■ What you need to do
Output the data below in full, byte for byte. Nothing may differ.

Collected data

## begin

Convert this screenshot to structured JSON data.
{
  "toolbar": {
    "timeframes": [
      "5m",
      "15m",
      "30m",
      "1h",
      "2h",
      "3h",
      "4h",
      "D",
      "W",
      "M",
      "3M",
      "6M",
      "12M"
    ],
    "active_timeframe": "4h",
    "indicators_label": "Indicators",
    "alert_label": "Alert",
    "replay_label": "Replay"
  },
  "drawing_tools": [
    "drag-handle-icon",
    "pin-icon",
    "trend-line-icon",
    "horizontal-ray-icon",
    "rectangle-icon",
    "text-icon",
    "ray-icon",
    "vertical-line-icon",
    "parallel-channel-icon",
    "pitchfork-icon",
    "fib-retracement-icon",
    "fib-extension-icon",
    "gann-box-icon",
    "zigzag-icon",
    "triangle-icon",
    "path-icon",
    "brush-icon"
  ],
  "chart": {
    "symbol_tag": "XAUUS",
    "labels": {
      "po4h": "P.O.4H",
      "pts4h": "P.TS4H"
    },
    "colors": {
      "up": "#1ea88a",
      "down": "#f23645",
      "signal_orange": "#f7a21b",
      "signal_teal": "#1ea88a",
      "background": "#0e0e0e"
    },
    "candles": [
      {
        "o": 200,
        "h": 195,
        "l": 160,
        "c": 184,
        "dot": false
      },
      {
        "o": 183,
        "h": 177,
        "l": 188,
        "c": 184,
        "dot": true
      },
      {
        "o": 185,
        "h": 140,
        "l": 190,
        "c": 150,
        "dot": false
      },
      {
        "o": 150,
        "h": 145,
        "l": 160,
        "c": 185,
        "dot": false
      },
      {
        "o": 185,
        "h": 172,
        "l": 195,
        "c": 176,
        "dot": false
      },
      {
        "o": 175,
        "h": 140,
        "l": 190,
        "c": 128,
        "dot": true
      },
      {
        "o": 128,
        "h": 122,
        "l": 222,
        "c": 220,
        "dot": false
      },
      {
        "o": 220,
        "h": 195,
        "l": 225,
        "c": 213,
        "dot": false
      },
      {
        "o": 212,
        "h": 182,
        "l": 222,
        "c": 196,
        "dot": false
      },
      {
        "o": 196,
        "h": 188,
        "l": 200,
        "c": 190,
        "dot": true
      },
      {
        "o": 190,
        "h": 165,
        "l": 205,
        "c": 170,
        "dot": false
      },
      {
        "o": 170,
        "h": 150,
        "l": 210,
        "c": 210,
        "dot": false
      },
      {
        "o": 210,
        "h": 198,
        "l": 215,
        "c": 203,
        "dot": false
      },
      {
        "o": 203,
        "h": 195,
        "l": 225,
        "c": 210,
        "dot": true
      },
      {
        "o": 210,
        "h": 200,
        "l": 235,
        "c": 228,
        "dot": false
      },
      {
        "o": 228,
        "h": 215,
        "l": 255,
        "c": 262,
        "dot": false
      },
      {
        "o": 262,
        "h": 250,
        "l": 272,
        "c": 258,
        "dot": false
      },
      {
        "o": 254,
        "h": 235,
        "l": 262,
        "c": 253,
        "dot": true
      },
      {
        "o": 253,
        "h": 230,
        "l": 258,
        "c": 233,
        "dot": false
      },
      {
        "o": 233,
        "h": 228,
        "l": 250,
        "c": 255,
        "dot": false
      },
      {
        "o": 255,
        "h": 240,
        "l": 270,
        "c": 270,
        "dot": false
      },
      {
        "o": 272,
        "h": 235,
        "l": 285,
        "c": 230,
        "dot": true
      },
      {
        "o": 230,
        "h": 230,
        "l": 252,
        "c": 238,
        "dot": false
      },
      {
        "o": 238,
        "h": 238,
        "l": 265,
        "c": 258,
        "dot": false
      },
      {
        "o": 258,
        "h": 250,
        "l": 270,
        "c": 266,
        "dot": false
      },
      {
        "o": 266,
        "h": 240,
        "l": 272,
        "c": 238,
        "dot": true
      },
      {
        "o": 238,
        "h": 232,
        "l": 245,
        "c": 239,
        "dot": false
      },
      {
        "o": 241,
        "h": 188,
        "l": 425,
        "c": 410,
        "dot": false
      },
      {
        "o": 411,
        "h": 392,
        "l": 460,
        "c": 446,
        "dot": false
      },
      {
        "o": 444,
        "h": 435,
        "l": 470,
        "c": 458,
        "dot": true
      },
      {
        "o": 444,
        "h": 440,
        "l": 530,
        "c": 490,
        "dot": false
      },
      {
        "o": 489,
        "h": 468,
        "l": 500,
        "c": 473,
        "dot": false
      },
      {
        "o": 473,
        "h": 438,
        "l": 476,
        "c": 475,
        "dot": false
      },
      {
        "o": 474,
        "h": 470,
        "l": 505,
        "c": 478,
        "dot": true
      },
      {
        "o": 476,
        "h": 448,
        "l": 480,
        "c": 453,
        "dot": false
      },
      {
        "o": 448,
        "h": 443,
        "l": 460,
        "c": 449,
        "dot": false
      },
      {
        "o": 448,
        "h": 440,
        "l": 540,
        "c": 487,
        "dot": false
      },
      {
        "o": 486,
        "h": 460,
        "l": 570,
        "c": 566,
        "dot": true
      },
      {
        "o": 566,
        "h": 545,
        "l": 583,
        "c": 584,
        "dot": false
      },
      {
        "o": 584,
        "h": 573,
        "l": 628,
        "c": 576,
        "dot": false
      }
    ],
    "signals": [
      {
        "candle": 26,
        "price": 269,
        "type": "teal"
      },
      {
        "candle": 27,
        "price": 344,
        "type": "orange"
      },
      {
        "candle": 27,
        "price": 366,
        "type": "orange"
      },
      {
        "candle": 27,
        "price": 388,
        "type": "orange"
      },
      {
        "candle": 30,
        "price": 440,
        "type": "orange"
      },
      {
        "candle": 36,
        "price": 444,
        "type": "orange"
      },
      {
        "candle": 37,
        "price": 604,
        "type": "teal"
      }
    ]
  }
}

## end

■ Exercise answer
Convert this screenshot to structured JSON data.
{
  "toolbar": {
    "timeframes": [
      "5m",
      "15m",
      "30m",
      "1h",
      "2h",
      "3h",
      "4h",
      "D",
      "W",
      "M",
      "3M",
      "6M",
      "12M"
    ],
    "active_timeframe": "4h",
    "indicators_label": "Indicators",
    "alert_label": "Alert",
    "replay_label": "Replay"
  },
  "drawing_tools": [
    "drag-handle-icon",
    "pin-icon",
    "trend-line-icon",
    "horizontal-ray-icon",
    "rectangle-icon",
    "text-icon",
    "ray-icon",
    "vertical-line-icon",
    "parallel-channel-icon",
    "pitchfork-icon",
    "fib-retracement-icon",
    "fib-extension-icon",
    "gann-box-icon",
    "zigzag-icon",
    "triangle-icon",
    "path-icon",
    "brush-icon"
  ],
  "chart": {
    "symbol_tag": "XAUUS",
    "labels": {
      "po4h": "P.O.4H",
      "pts4h": "P.TS4H"
    },
    "colors": {
      "up": "#1ea88a",
      "down": "#f23645",
      "signal_orange": "#f7a21b",
      "signal_teal": "#1ea88a",
      "background": "#0e0e0e"
    },
    "candles": [
      {
        "o": 200,
        "h": 195,
        "l": 160,
        "c": 184,
        "dot": false
      },
      {
        "o": 183,
        "h": 177,
        "l": 188,
        "c": 184,
        "dot": true
      },
      {
        "o": 185,
        "h": 140,
        "l": 190,
        "c": 150,
        "dot": false
      },
      {
        "o": 150,
        "h": 145,
        "l": 160,
        "c": 185,
        "dot": false
      },
      {
        "o": 185,
        "h": 172,
        "l": 195,
        "c": 176,
        "dot": false
      },
      {
        "o": 175,
        "h": 140,
        "l": 190,
        "c": 128,
        "dot": true
      },
      {
        "o": 128,
        "h": 122,
        "l": 222,
        "c": 220,
        "dot": false
      },
      {
        "o": 220,
        "h": 195,
        "l": 225,
        "c": 213,
        "dot": false
      },
      {
        "o": 212,
        "h": 182,
        "l": 222,
        "c": 196,
        "dot": false
      },
      {
        "o": 196,
        "h": 188,
        "l": 200,
        "c": 190,
        "dot": true
      },
      {
        "o": 190,
        "h": 165,
        "l": 205,
        "c": 170,
        "dot": false
      },
      {
        "o": 170,
        "h": 150,
        "l": 210,
        "c": 210,
        "dot": false
      },
      {
        "o": 210,
        "h": 198,
        "l": 215,
        "c": 203,
        "dot": false
      },
      {
        "o": 203,
        "h": 195,
        "l": 225,
        "c": 210,
        "dot": true
      },
      {
        "o": 210,
        "h": 200,
        "l": 235,
        "c": 228,
        "dot": false
      },
      {
        "o": 228,
        "h": 215,
        "l": 255,
        "c": 262,
        "dot": false
      },
      {
        "o": 262,
        "h": 250,
        "l": 272,
        "c": 258,
        "dot": false
      },
      {
        "o": 254,
        "h": 235,
        "l": 262,
        "c": 253,
        "dot": true
      },
      {
        "o": 253,
        "h": 230,
        "l": 258,
        "c": 233,
        "dot": false
      },
      {
        "o": 233,
        "h": 228,
        "l": 250,
        "c": 255,
        "dot": false
      },
      {
        "o": 255,
        "h": 240,
        "l": 270,
        "c": 270,
        "dot": false
      },
      {
        "o": 272,
        "h": 235,
        "l": 285,
        "c": 230,
        "dot": true
      },
      {
        "o": 230,
        "h": 230,
        "l": 252,
        "c": 238,
        "dot": false
      },
      {
        "o": 238,
        "h": 238,
        "l": 265,
        "c": 258,
        "dot": false
      },
      {
        "o": 258,
        "h": 250,
        "l": 270,
        "c": 266,
        "dot": false
      },
      {
        "o": 266,
        "h": 240,
        "l": 272,
        "c": 238,
        "dot": true
      },
      {
        "o": 238,
        "h": 232,
        "l": 245,
        "c": 239,
        "dot": false
      },
      {
        "o": 241,
        "h": 188,
        "l": 425,
        "c": 410,
        "dot": false
      },
      {
        "o": 411,
        "h": 392,
        "l": 460,
        "c": 446,
        "dot": false
      },
      {
        "o": 444,
        "h": 435,
        "l": 470,
        "c": 458,
        "dot": true
      },
      {
        "o": 444,
        "h": 440,
        "l": 530,
        "c": 490,
        "dot": false
      },
      {
        "o": 489,
        "h": 468,
        "l": 500,
        "c": 473,
        "dot": false
      },
      {
        "o": 473,
        "h": 438,
        "l": 476,
        "c": 475,
        "dot": false
      },
      {
        "o": 474,
        "h": 470,
        "l": 505,
        "c": 478,
        "dot": true
      },
      {
        "o": 476,
        "h": 448,
        "l": 480,
        "c": 453,
        "dot": false
      },
      {
        "o": 448,
        "h": 443,
        "l": 460,
        "c": 449,
        "dot": false
      },
      {
        "o": 448,
        "h": 440,
        "l": 540,
        "c": 487,
        "dot": false
      },
      {
        "o": 486,
        "h": 460,
        "l": 570,
        "c": 566,
        "dot": true
      },
      {
        "o": 566,
        "h": 545,
        "l": 583,
        "c": 584,
        "dot": false
      },
      {
        "o": 584,
        "h": 573,
        "l": 628,
        "c": 576,
        "dot": false
      }
    ],
    "signals": [
      {
        "candle": 26,
        "price": 269,
        "type": "teal"
      },
      {
        "candle": 27,
        "price": 344,
        "type": "orange"
      },
      {
        "candle": 27,
        "price": 366,
        "type": "orange"
      },
      {
        "candle": 27,
        "price": 388,
        "type": "orange"
      },
      {
        "candle": 30,
        "price": 440,
        "type": "orange"
      },
      {
        "candle": 36,
        "price": 444,
        "type": "orange"
      },
      {
        "candle": 37,
        "price": 604,
        "type": "teal"
      }
    ]
  }
}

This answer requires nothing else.